— START The records —

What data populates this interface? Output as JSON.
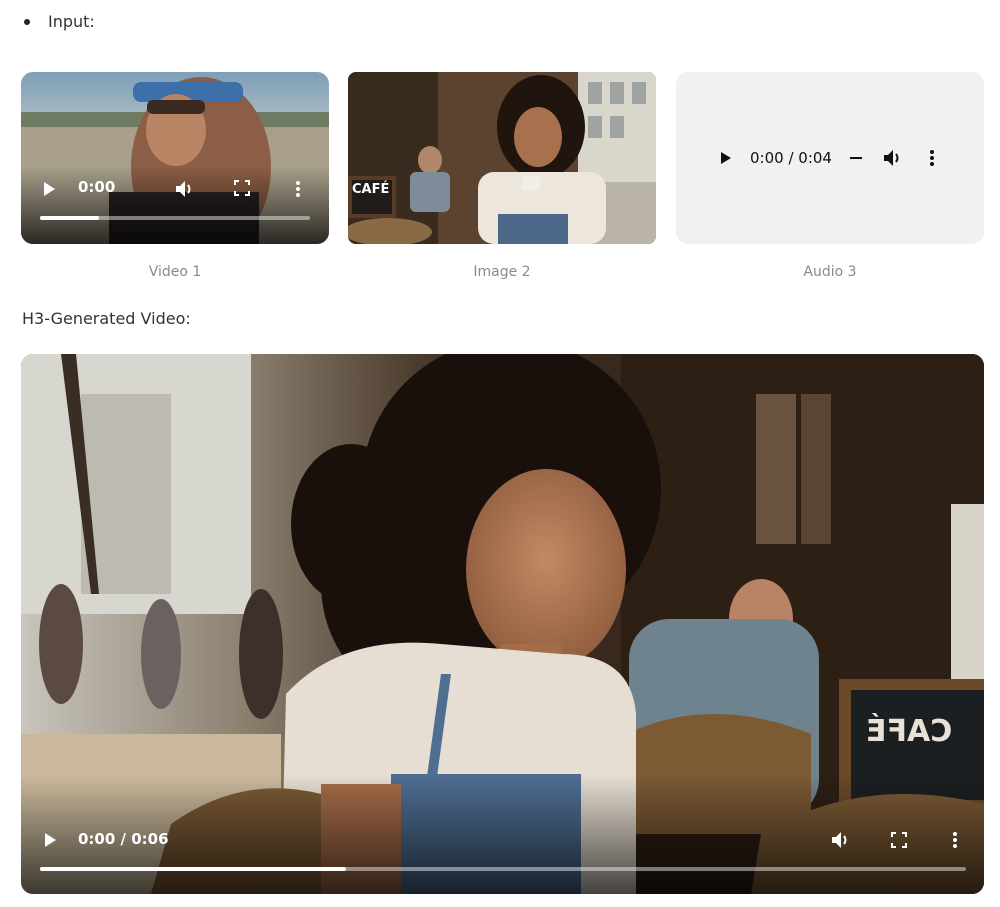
{
  "input_section": {
    "label": "Input:"
  },
  "media": [
    {
      "caption": "Video 1",
      "kind": "video",
      "time": "0:00",
      "progress": 0.22
    },
    {
      "caption": "Image 2",
      "kind": "image",
      "sign_text": "CAFÉ"
    },
    {
      "caption": "Audio 3",
      "kind": "audio",
      "time": "0:00 / 0:04"
    }
  ],
  "generated_section": {
    "label": "H3-Generated Video:"
  },
  "generated_video": {
    "time": "0:00 / 0:06",
    "progress": 0.33,
    "sign_text": "CAFÉ"
  },
  "icons": {
    "play": "play-icon",
    "volume": "volume-icon",
    "fullscreen": "fullscreen-icon",
    "more": "more-vert-icon"
  },
  "colors": {
    "text": "#333333",
    "caption": "#8a8a8a",
    "audio_bg": "#f0f1f3"
  }
}
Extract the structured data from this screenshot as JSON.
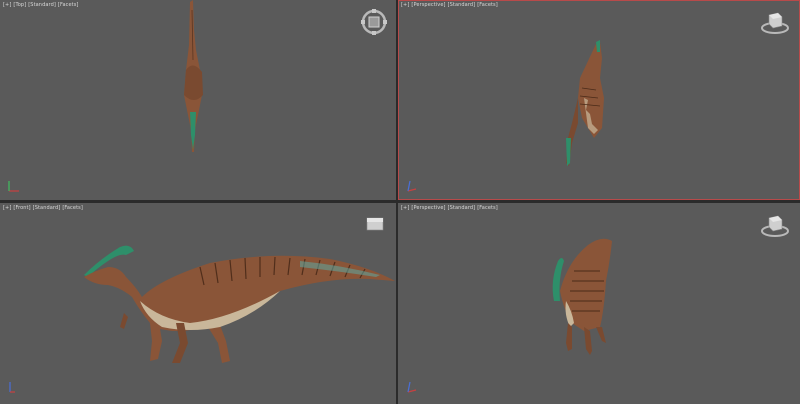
{
  "app": {
    "active_viewport": "perspective-top-right"
  },
  "viewports": [
    {
      "id": "top",
      "labels": [
        "[+]",
        "[Top]",
        "[Standard]",
        "[Facets]"
      ]
    },
    {
      "id": "persp-1",
      "labels": [
        "[+]",
        "[Perspective]",
        "[Standard]",
        "[Facets]"
      ]
    },
    {
      "id": "front",
      "labels": [
        "[+]",
        "[Front]",
        "[Standard]",
        "[Facets]"
      ]
    },
    {
      "id": "persp-2",
      "labels": [
        "[+]",
        "[Perspective]",
        "[Standard]",
        "[Facets]"
      ]
    }
  ],
  "colors": {
    "viewport_bg": "#5a5a5a",
    "divider": "#2b2b2b",
    "active_border": "#b84a4a",
    "dino_body": "#8a5538",
    "dino_belly": "#c9b79a",
    "dino_crest": "#2e8f6a",
    "axis_x": "#c84040",
    "axis_y": "#3fbf5f",
    "axis_z": "#4a6fd8"
  },
  "icons": [
    "steering-wheel-icon",
    "view-cube-icon",
    "axis-tripod-icon"
  ]
}
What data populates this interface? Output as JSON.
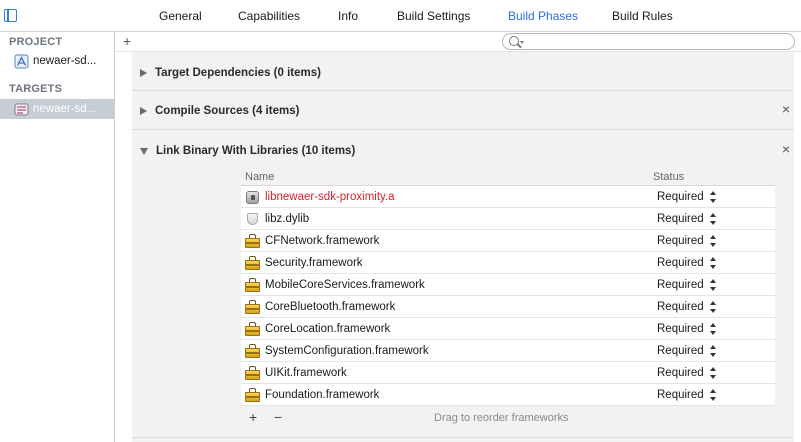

— END The records —

▶ Instructions for the task: Find every line in the entries that includes the word "caption", then state how many there are and nothing else.

▶ Exercise result: 4